What the task requires:
Count the lines below that contain the word "with", and report only that number.

Supplied material:

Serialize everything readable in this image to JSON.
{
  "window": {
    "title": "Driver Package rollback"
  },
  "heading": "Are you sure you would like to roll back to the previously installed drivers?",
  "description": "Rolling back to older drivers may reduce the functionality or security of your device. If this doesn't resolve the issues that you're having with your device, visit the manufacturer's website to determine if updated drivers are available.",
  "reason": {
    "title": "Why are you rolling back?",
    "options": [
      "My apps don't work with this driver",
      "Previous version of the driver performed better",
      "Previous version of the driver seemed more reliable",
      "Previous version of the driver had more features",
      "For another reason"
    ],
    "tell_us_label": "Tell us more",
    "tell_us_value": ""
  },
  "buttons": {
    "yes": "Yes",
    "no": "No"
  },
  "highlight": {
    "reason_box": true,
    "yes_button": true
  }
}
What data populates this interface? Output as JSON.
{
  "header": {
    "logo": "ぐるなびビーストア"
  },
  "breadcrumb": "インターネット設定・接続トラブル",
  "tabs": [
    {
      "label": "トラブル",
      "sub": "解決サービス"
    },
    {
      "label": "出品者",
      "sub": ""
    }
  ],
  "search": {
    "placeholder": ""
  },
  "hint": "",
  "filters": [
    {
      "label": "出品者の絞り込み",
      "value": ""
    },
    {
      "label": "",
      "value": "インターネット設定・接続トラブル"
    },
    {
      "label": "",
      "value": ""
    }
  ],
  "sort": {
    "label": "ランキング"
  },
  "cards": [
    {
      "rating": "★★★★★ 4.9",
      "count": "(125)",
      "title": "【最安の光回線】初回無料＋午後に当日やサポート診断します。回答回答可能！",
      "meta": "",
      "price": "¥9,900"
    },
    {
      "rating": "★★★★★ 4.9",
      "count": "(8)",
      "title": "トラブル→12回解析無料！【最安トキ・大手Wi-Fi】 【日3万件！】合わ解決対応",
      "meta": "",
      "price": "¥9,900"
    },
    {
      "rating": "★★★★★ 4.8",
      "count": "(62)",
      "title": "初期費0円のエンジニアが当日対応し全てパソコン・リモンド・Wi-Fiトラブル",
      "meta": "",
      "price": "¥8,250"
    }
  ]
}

Correct output:
2